Copy the records verbatim, starting with the line with "longs-segment <box>938 462 961 474</box>" and going on through the line with "price-label: 90,673.0000 <box>1117", both ends included.

*PROVIDED INFORMATION:*
########

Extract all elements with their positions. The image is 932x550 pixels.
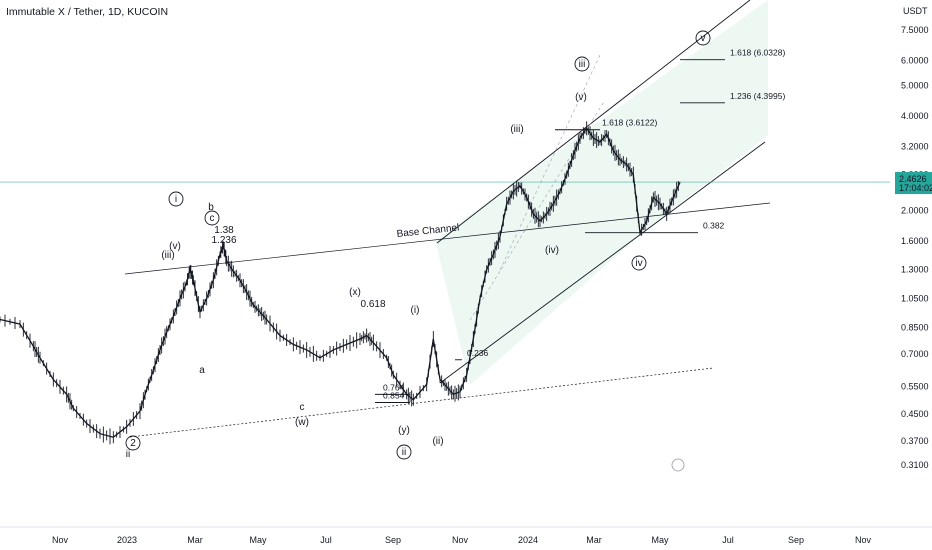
wave-label-circle: [168, 191, 184, 207]
countdown-value: 17:04:02: [899, 183, 932, 193]
x-tick-label: Nov: [855, 535, 872, 545]
y-tick-label: 0.3100: [901, 460, 929, 470]
x-tick-label: Nov: [52, 535, 69, 545]
last-price-tag: [895, 172, 932, 195]
x-tick-label: May: [249, 535, 267, 545]
y-tick-label: 0.3700: [901, 436, 929, 446]
x-tick-label: 2023: [117, 535, 137, 545]
wave-label: iv: [635, 258, 642, 269]
x-tick-label: Jul: [722, 535, 734, 545]
wave-label: (w): [295, 417, 309, 428]
x-tick-label: Sep: [385, 535, 401, 545]
y-tick-label: 5.0000: [901, 80, 929, 90]
x-tick-label: Jul: [320, 535, 332, 545]
wave-label: ii: [126, 449, 130, 460]
y-tick-label: 0.4500: [901, 409, 929, 419]
wave-label: 2: [130, 438, 136, 449]
wave-label-circle: [204, 210, 220, 226]
y-tick-label: 1.0500: [901, 293, 929, 303]
inner-channel-1: [469, 99, 606, 321]
x-tick-label: May: [651, 535, 669, 545]
wave-label: (v): [575, 92, 587, 103]
wave-label: a: [199, 365, 205, 376]
wave-label: 1.236: [211, 235, 236, 246]
fib-level-label: 1.618 (3.6122): [602, 118, 657, 128]
wave-label: (iv): [545, 245, 559, 256]
channel-fill: [435, 0, 768, 385]
base-channel-lower: [129, 367, 714, 438]
y-tick-label: 1.6000: [901, 236, 929, 246]
chart-title: Immutable X / Tether, 1D, KUCOIN: [6, 6, 169, 18]
wave-label: b: [208, 202, 214, 213]
currency-label: USDT: [903, 6, 928, 16]
wave-label: (v): [169, 241, 181, 252]
wave-label: (x): [349, 287, 361, 298]
fib-level-label: 1.236 (4.3995): [730, 91, 785, 101]
fib-level-label: 0.854: [383, 390, 405, 400]
y-tick-label: 4.0000: [901, 111, 929, 121]
y-tick-label: 1.3000: [901, 264, 929, 274]
wave-label-circle: [396, 444, 412, 460]
x-tick-label: Mar: [586, 535, 602, 545]
wave-label-circle: [695, 30, 711, 46]
y-tick-label: 6.0000: [901, 55, 929, 65]
x-tick-label: 2024: [518, 535, 538, 545]
wave-label: c: [210, 213, 215, 224]
x-tick-label: Nov: [452, 535, 469, 545]
lightning-icon: [671, 458, 685, 472]
y-tick-label: 0.5500: [901, 382, 929, 392]
x-tick-label: Sep: [788, 535, 804, 545]
y-tick-label: 3.2000: [901, 141, 929, 151]
wave-label: (iii): [161, 250, 174, 261]
y-tick-label: 0.8500: [901, 322, 929, 332]
wave-label: i: [175, 194, 177, 205]
fib-level-label: 0.236: [467, 348, 489, 358]
base-channel-upper: [124, 202, 771, 275]
y-tick-label: 7.5000: [901, 25, 929, 35]
wave-label: (iii): [510, 124, 523, 135]
wave-label: ii: [402, 447, 406, 458]
fib-level-label: 1.618 (6.0328): [730, 48, 785, 58]
upper-channel-line: [436, 0, 751, 244]
wave-label: c: [300, 402, 305, 413]
y-tick-label: 0.7000: [901, 349, 929, 359]
fib-level-label: 0.764: [383, 382, 405, 392]
wave-label: iii: [579, 59, 586, 70]
y-tick-label: 2.0000: [901, 205, 929, 215]
wave-label-circle: [125, 435, 141, 451]
wave-label-circle: [631, 255, 647, 271]
wave-label: v: [701, 33, 706, 44]
wave-label: (i): [411, 305, 420, 316]
wave-label-circle: [574, 56, 590, 72]
wave-label: (y): [398, 425, 410, 436]
x-tick-label: Mar: [187, 535, 203, 545]
wave-label: (ii): [432, 436, 443, 447]
wave-label: 1.38: [214, 225, 234, 236]
fib-level-label: 0.382: [703, 221, 725, 231]
wave-label: 0.618: [360, 299, 385, 310]
last-price-value: 2.4626: [899, 174, 927, 184]
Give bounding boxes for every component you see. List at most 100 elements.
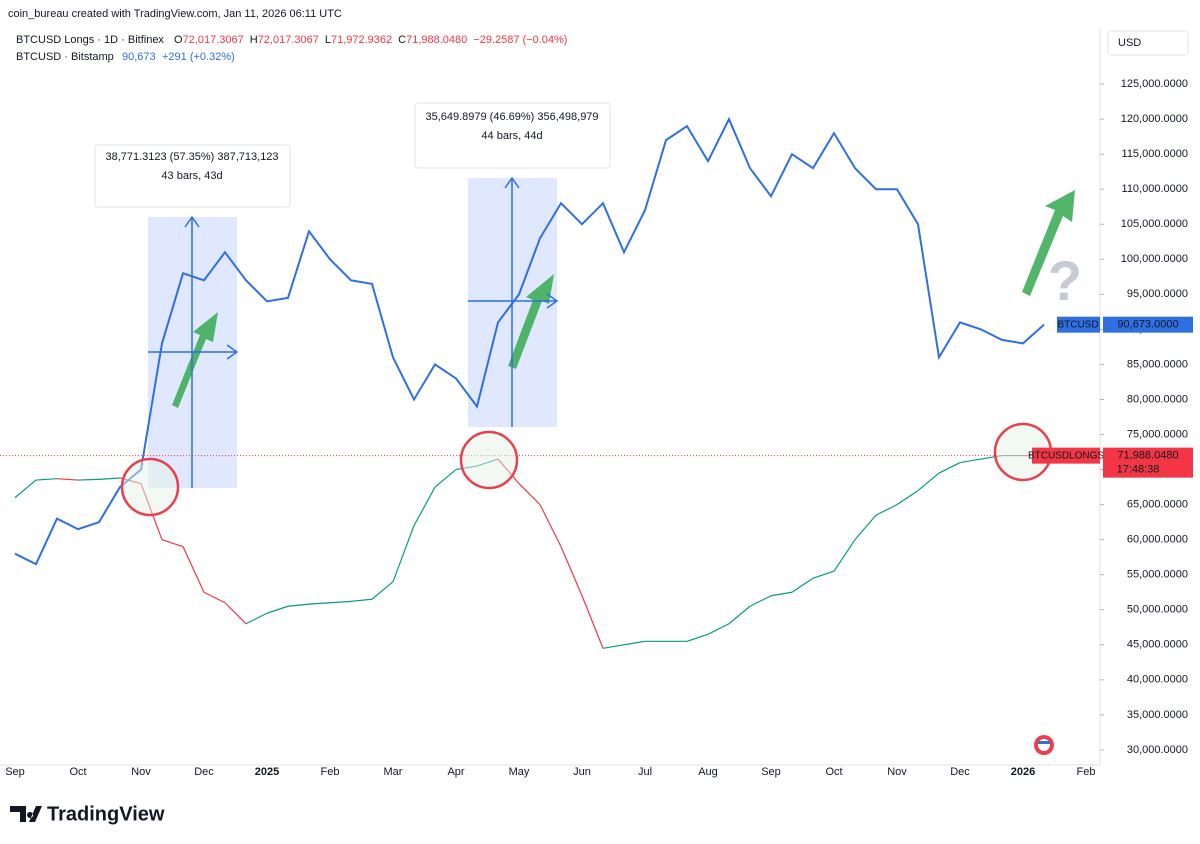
longs-segment <box>938 462 961 474</box>
y-tick-label: 95,000.0000 <box>1127 288 1188 300</box>
x-tick-label: Mar <box>384 766 403 778</box>
btcusd-line <box>14 116 1045 566</box>
x-tick-label: Apr <box>447 766 464 778</box>
longs-segment <box>266 605 289 614</box>
longs-segment <box>14 479 37 499</box>
x-tick-label: Sep <box>761 766 781 778</box>
y-tick-label: 45,000.0000 <box>1127 639 1188 651</box>
longs-segment <box>959 458 982 464</box>
longs-segment <box>245 612 268 625</box>
y-tick-label: 55,000.0000 <box>1127 569 1188 581</box>
longs-segment <box>35 478 58 481</box>
legend-value: 71,988.0480 <box>406 34 467 46</box>
legend-key: H <box>250 34 258 46</box>
y-tick-label: 125,000.0000 <box>1121 78 1188 90</box>
price-label: 90,673.0000 <box>1117 319 1178 331</box>
countdown-label: 17:48:38 <box>1117 464 1160 476</box>
x-tick-label: Oct <box>825 766 842 778</box>
measure-text: 35,649.8979 (46.69%) 356,498,979 <box>425 111 598 123</box>
longs-segment <box>875 504 898 516</box>
series-name-label: BTCUSD <box>1057 319 1098 330</box>
measure-text: 44 bars, 44d <box>481 130 542 142</box>
longs-segment <box>749 595 772 607</box>
legend-price: 90,673 <box>122 51 156 63</box>
y-tick-label: 110,000.0000 <box>1122 183 1188 195</box>
y-tick-label: 35,000.0000 <box>1127 709 1188 721</box>
longs-segment <box>896 490 919 506</box>
series-name-label: BTCUSDLONGS <box>1028 450 1104 461</box>
legend-key: O <box>174 34 183 46</box>
longs-segment <box>917 472 940 492</box>
x-tick-label: Feb <box>321 766 340 778</box>
highlight-circle <box>459 430 519 490</box>
longs-segment <box>686 633 709 642</box>
y-tick-label: 105,000.0000 <box>1121 218 1188 230</box>
price-label: 71,988.0480 <box>1117 450 1178 462</box>
legend-title: BTCUSD Longs · 1D · Bitfinex <box>16 34 164 46</box>
longs-segment <box>287 603 310 607</box>
x-tick-label: Jun <box>573 766 591 778</box>
y-tick-label: 120,000.0000 <box>1121 113 1188 125</box>
price-label-bg <box>1103 316 1193 333</box>
x-tick-label: Nov <box>887 766 907 778</box>
x-tick-label: Jul <box>638 766 652 778</box>
legend-ohlc: O72,017.3067 H72,017.3067 L71,972.9362 C71,… <box>174 34 567 46</box>
longs-segment <box>329 600 352 604</box>
currency-button[interactable] <box>1107 30 1189 56</box>
longs-segment <box>56 478 79 481</box>
measure-arrow-head <box>504 176 520 189</box>
credit: coin_bureau created with TradingView.com… <box>8 8 342 20</box>
y-tick-label: 30,000.0000 <box>1127 744 1188 756</box>
y-tick-label: 115,000.0000 <box>1122 148 1188 160</box>
price-label-bg <box>1057 316 1100 333</box>
measure-arrow-head <box>546 293 559 309</box>
longs-segment <box>350 598 373 602</box>
y-tick-label: 50,000.0000 <box>1127 604 1188 616</box>
longs-segment <box>854 514 877 541</box>
y-tick-label: 100,000.0000 <box>1121 253 1188 265</box>
longs-segment <box>413 486 436 526</box>
longs-segment <box>161 539 184 548</box>
longs-segment <box>728 605 751 625</box>
x-tick-label: Dec <box>194 766 214 778</box>
y-tick-label: 65,000.0000 <box>1127 499 1188 511</box>
highlight-circle <box>120 457 180 517</box>
longs-segment <box>791 577 814 593</box>
longs-segment <box>833 539 856 572</box>
y-tick-label: 75,000.0000 <box>1127 428 1188 440</box>
longs-segment <box>203 591 226 604</box>
x-tick-label: 2025 <box>255 766 279 778</box>
x-tick-label: Nov <box>131 766 151 778</box>
measure-text: 43 bars, 43d <box>161 170 222 182</box>
longs-segment <box>224 602 247 625</box>
longs-segment <box>77 478 100 481</box>
green-arrow <box>172 312 218 408</box>
brand: TradingView <box>47 803 165 825</box>
legend-change: −29.2587 (−0.04%) <box>473 34 567 46</box>
legend-value: 71,972.9362 <box>331 34 392 46</box>
measure-box <box>414 102 611 169</box>
longs-segment <box>560 546 583 596</box>
longs-segment <box>371 581 394 600</box>
longs-segment <box>308 602 331 605</box>
legend: BTCUSD Longs · 1D · Bitfinex O72,017.306… <box>16 34 567 63</box>
x-tick-label: Sep <box>5 766 25 778</box>
y-tick-label: 85,000.0000 <box>1127 358 1188 370</box>
longs-segment <box>518 483 541 506</box>
longs-segment <box>602 644 625 649</box>
y-tick-label: 40,000.0000 <box>1127 674 1188 686</box>
legend-key: C <box>398 34 406 46</box>
y-tick-label: 60,000.0000 <box>1127 534 1188 546</box>
legend-value: 72,017.3067 <box>258 34 319 46</box>
logo <box>10 806 42 822</box>
x-tick-label: 2026 <box>1011 766 1035 778</box>
longs-segment <box>392 525 415 582</box>
longs-segment <box>770 591 793 597</box>
legend-value: 72,017.3067 <box>183 34 244 46</box>
x-tick-label: May <box>509 766 530 778</box>
longs-segment <box>812 570 835 579</box>
longs-segment <box>434 469 457 488</box>
question-mark: ? <box>1048 249 1082 312</box>
x-tick-label: Dec <box>950 766 970 778</box>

########

*RESPONSE BELOW:*
longs-segment <box>938 462 961 474</box>
y-tick-label: 95,000.0000 <box>1127 288 1188 300</box>
x-tick-label: Mar <box>384 766 403 778</box>
btcusd-line <box>14 116 1045 566</box>
x-tick-label: Apr <box>447 766 464 778</box>
longs-segment <box>266 605 289 614</box>
longs-segment <box>14 479 37 499</box>
x-tick-label: Sep <box>761 766 781 778</box>
y-tick-label: 45,000.0000 <box>1127 639 1188 651</box>
longs-segment <box>959 458 982 464</box>
longs-segment <box>245 612 268 625</box>
y-tick-label: 55,000.0000 <box>1127 569 1188 581</box>
longs-segment <box>35 478 58 481</box>
legend-value: 71,988.0480 <box>406 34 467 46</box>
legend-key: H <box>250 34 258 46</box>
y-tick-label: 125,000.0000 <box>1121 78 1188 90</box>
price-label: 90,673.0000 <box>1117 319 1178 331</box>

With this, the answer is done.